◆ Given entries
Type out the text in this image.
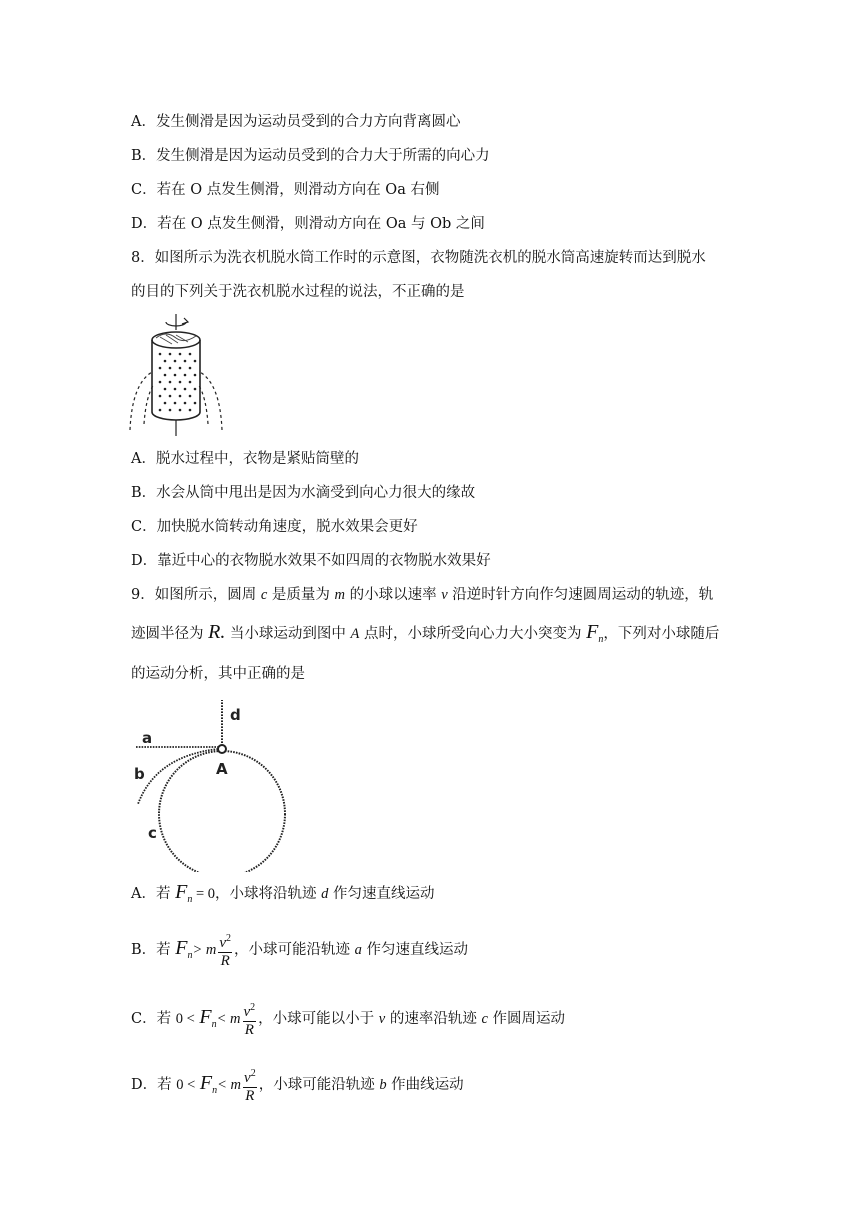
A．发生侧滑是因为运动员受到的合力方向背离圆心
B．发生侧滑是因为运动员受到的合力大于所需的向心力
C．若在 O 点发生侧滑，则滑动方向在 Oa 右侧
D．若在 O 点发生侧滑，则滑动方向在 Oa 与 Ob 之间
8．如图所示为洗衣机脱水筒工作时的示意图，衣物随洗衣机的脱水筒高速旋转而达到脱水
的目的下列关于洗衣机脱水过程的说法，不正确的是
A．脱水过程中，衣物是紧贴筒壁的
B．水会从筒中甩出是因为水滴受到向心力很大的缘故
C．加快脱水筒转动角速度，脱水效果会更好
D．靠近中心的衣物脱水效果不如四周的衣物脱水效果好
9．如图所示，圆周 c 是质量为 m 的小球以速率 v 沿逆时针方向作匀速圆周运动的轨迹，轨
迹圆半径为 R. 当小球运动到图中 A 点时，小球所受向心力大小突变为 $F_n$，下列对小球随后
的运动分析，其中正确的是
d
a
b
c
A
A．若 $F_n = 0$，小球将沿轨迹 d 作匀速直线运动
B．若 $F_n> m \frac{v^2}{R}$ ，小球可能沿轨迹 a 作匀速直线运动
C．若 $0 < F_n< m \frac{v^2}{R}$ ，小球可能以小于 v 的速率沿轨迹 c 作圆周运动
D．若 $0 < F_n< m \frac{v^2}{R}$ ，小球可能沿轨迹 b 作曲线运动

◆ Your instructions
Repeat the records above verbatim, with no pictures in the result.

◆ Solved exercise
Type out the text in this image.
A．发生侧滑是因为运动员受到的合力方向背离圆心
B．发生侧滑是因为运动员受到的合力大于所需的向心力
C．若在 O 点发生侧滑，则滑动方向在 Oa 右侧
D．若在 O 点发生侧滑，则滑动方向在 Oa 与 Ob 之间
8．如图所示为洗衣机脱水筒工作时的示意图，衣物随洗衣机的脱水筒高速旋转而达到脱水
的目的下列关于洗衣机脱水过程的说法，不正确的是
A．脱水过程中，衣物是紧贴筒壁的
B．水会从筒中甩出是因为水滴受到向心力很大的缘故
C．加快脱水筒转动角速度，脱水效果会更好
D．靠近中心的衣物脱水效果不如四周的衣物脱水效果好
9．如图所示，圆周 c 是质量为 m 的小球以速率 v 沿逆时针方向作匀速圆周运动的轨迹，轨
迹圆半径为 R. 当小球运动到图中 A 点时，小球所受向心力大小突变为 $F_n$，下列对小球随后
的运动分析，其中正确的是
d
a
b
c
A
A．若 $F_n = 0$，小球将沿轨迹 d 作匀速直线运动
B．若 $F_n> m \frac{v^2}{R}$ ，小球可能沿轨迹 a 作匀速直线运动
C．若 $0 < F_n< m \frac{v^2}{R}$ ，小球可能以小于 v 的速率沿轨迹 c 作圆周运动
D．若 $0 < F_n< m \frac{v^2}{R}$ ，小球可能沿轨迹 b 作曲线运动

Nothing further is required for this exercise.